◆ Work to be completed: Give only the count of lines containing "nfor".

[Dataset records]
##############################

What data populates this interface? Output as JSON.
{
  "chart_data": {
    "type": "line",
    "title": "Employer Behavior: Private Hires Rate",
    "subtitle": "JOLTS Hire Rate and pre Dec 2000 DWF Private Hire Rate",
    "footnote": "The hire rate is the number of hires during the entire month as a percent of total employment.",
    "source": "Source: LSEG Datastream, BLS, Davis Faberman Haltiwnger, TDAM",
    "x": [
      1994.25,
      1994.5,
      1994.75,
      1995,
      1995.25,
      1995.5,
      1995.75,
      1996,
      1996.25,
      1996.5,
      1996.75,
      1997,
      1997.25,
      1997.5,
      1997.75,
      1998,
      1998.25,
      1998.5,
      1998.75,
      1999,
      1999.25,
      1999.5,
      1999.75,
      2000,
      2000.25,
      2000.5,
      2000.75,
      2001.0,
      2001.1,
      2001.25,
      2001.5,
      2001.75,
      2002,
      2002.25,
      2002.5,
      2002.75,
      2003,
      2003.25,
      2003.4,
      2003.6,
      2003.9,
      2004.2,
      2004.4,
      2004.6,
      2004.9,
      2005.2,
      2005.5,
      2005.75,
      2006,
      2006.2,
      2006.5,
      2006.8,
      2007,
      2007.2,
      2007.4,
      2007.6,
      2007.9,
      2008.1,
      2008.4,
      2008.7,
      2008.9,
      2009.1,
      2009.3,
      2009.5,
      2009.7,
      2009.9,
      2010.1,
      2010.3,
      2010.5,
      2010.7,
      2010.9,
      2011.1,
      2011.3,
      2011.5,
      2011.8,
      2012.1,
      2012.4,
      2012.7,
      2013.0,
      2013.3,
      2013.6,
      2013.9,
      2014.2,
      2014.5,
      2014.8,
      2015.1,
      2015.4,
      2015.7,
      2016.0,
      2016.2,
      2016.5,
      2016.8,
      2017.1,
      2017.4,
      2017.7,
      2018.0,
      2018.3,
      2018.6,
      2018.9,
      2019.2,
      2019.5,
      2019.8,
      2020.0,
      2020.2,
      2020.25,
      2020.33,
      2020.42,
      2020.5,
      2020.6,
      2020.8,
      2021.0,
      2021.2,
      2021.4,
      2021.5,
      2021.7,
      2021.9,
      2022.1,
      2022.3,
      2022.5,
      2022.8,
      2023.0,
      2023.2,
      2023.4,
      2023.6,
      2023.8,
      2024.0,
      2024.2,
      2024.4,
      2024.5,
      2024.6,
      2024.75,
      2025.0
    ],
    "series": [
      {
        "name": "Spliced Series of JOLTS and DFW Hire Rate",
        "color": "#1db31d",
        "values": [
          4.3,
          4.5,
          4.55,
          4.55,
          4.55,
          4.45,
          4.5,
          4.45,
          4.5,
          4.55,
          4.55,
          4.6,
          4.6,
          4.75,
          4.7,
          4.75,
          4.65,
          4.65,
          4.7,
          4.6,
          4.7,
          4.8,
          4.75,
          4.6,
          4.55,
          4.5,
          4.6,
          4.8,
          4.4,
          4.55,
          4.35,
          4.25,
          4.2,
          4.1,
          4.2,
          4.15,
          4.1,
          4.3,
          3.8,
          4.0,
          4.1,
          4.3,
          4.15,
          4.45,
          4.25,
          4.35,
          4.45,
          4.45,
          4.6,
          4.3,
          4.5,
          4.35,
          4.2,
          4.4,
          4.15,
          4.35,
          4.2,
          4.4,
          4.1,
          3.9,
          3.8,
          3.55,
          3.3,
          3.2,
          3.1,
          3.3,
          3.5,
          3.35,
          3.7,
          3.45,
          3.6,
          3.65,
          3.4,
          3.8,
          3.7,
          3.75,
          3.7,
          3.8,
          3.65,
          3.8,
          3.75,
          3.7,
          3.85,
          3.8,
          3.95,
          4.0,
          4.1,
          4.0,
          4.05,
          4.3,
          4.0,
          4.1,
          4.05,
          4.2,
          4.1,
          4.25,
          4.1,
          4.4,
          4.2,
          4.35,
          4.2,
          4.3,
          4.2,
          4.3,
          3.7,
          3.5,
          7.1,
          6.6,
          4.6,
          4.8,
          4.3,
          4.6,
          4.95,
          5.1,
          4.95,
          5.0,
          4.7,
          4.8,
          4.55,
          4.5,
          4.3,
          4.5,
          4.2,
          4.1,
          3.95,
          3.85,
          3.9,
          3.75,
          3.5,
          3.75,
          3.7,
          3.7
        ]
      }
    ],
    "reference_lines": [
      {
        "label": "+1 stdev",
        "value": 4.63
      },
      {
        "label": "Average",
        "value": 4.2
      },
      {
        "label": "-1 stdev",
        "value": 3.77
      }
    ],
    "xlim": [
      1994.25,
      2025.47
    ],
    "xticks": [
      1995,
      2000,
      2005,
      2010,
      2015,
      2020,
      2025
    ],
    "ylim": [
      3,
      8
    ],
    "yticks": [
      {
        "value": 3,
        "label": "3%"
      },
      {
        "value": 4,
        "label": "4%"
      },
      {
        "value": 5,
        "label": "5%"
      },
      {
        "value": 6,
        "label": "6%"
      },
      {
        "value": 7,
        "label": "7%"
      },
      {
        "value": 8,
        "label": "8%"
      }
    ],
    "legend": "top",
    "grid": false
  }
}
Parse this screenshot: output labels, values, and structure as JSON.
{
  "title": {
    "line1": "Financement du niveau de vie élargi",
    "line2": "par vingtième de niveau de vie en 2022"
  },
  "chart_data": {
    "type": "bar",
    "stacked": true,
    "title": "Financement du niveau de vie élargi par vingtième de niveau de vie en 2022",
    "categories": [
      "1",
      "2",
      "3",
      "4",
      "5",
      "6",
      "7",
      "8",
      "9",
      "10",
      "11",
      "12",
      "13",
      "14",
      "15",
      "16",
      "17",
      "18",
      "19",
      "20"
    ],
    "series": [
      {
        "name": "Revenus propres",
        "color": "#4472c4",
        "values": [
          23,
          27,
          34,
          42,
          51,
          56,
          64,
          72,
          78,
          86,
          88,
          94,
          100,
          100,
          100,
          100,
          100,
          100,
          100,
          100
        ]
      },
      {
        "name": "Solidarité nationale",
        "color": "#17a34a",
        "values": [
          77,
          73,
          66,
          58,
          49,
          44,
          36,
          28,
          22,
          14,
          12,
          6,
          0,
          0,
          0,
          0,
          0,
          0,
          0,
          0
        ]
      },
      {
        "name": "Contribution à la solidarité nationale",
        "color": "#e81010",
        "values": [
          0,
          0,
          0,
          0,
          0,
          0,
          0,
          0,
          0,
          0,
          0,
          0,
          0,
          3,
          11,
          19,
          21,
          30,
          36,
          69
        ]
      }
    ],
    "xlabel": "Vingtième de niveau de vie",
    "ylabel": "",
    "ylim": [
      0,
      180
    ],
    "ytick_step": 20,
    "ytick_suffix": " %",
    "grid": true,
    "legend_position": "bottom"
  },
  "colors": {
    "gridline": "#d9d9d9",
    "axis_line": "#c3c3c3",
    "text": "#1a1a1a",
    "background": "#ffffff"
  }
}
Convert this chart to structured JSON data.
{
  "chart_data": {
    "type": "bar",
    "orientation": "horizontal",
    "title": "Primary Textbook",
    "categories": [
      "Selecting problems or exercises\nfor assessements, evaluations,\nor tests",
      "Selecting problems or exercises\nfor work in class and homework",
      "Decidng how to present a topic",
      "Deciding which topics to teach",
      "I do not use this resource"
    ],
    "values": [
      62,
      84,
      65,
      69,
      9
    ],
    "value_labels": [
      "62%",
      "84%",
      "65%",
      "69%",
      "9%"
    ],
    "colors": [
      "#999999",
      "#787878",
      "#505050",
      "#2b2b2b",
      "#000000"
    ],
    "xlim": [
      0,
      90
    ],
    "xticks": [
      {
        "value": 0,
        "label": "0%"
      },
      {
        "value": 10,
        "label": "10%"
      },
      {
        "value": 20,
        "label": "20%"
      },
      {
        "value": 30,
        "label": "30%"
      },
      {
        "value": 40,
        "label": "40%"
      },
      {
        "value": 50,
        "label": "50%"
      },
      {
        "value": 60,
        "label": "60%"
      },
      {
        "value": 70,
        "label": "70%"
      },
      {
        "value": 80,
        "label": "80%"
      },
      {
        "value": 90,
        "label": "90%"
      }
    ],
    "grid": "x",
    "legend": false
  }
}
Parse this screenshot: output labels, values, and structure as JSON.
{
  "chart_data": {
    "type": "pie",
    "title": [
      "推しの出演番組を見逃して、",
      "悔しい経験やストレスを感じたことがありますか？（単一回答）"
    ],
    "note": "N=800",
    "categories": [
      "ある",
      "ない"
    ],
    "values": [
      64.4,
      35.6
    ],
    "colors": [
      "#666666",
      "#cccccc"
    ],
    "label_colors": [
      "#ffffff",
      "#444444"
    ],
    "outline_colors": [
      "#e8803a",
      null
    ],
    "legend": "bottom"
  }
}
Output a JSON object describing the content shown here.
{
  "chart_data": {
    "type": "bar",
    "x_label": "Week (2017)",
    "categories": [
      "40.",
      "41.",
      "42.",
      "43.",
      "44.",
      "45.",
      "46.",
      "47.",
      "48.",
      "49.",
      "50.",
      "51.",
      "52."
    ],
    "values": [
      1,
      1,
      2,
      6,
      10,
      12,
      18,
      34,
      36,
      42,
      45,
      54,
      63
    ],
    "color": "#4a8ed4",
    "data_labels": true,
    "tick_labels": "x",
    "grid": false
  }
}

##############################

◆ Solution to this problem: 2